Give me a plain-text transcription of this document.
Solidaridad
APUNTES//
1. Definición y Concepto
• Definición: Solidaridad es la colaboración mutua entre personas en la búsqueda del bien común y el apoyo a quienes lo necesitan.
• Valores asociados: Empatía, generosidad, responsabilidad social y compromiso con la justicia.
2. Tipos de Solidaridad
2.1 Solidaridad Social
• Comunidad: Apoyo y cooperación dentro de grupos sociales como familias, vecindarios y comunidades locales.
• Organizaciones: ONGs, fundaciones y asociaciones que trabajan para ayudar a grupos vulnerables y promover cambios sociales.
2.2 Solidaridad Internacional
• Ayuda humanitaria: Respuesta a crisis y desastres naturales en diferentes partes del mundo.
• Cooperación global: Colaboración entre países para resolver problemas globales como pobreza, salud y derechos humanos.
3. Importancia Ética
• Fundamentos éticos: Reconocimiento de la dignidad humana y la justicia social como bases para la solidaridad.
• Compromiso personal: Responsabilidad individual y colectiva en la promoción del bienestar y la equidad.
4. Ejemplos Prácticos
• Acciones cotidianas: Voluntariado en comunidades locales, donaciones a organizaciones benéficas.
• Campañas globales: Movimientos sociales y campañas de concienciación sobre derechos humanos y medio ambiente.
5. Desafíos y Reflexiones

•••

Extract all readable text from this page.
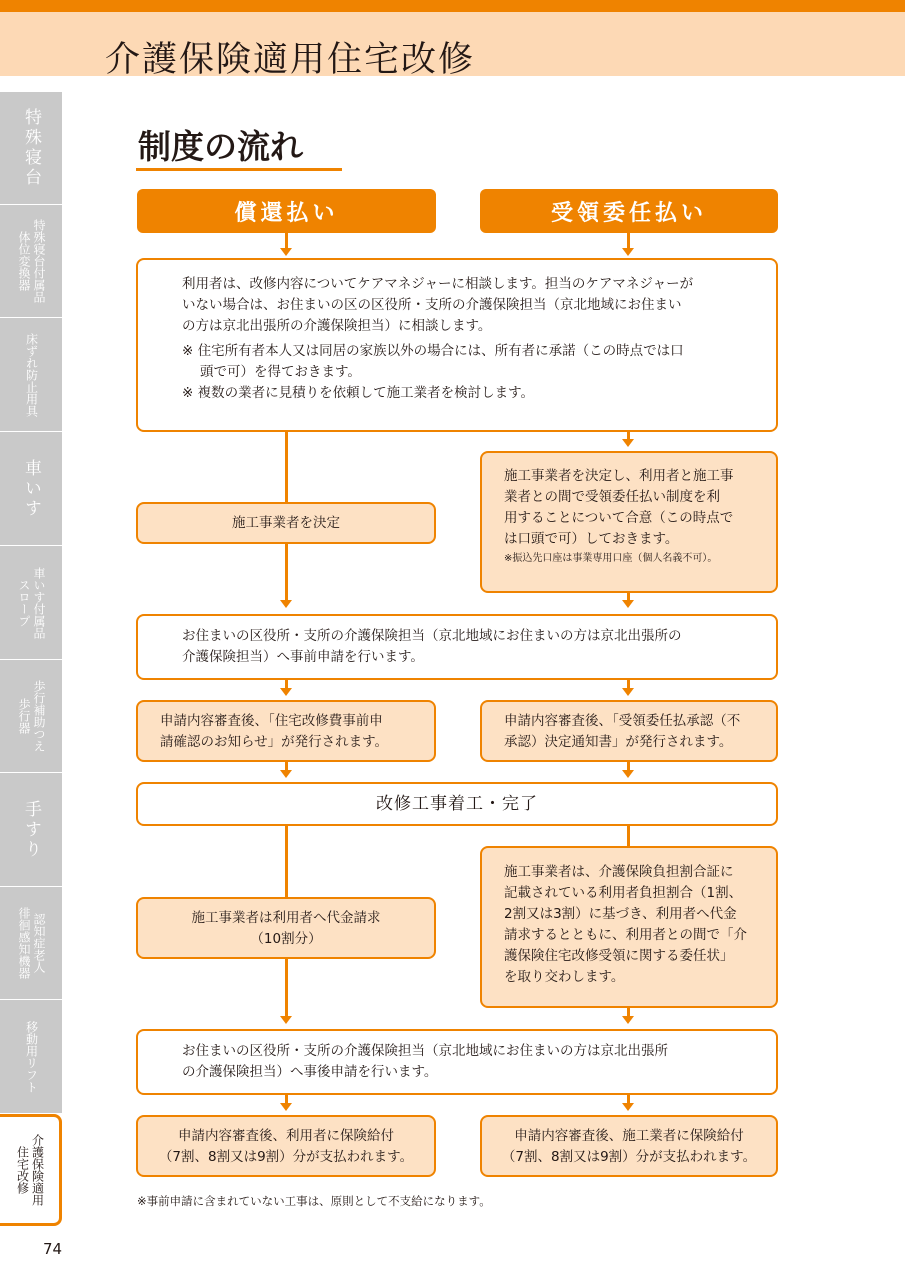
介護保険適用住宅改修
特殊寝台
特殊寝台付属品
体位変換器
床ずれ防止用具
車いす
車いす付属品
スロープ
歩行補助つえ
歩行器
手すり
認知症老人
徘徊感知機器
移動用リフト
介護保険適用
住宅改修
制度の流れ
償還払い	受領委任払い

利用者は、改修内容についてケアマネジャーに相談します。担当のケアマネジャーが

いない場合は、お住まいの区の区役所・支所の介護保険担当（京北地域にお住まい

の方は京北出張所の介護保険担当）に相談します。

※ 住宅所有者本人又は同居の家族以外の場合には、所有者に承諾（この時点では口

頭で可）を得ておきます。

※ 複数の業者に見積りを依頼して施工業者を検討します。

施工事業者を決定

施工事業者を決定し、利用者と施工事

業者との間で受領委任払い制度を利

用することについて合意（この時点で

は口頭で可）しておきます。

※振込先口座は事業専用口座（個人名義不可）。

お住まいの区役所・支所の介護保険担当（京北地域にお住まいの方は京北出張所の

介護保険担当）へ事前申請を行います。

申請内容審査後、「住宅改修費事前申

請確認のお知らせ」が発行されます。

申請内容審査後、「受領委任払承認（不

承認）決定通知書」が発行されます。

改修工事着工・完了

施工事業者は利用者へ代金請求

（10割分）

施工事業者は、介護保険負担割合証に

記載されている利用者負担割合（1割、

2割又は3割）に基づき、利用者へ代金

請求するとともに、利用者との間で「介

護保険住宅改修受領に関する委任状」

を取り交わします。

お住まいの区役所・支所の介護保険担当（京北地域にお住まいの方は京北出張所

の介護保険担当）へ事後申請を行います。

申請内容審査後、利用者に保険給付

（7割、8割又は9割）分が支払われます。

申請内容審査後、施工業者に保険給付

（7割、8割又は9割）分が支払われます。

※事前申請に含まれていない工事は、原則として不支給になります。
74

•••

Filter the listing above by the word "支所の介護保険担当"; copy each line that passes.

いない場合は、お住まいの区の区役所・支所の介護保険担当（京北地域にお住まい
お住まいの区役所・支所の介護保険担当（京北地域にお住まいの方は京北出張所の
お住まいの区役所・支所の介護保険担当（京北地域にお住まいの方は京北出張所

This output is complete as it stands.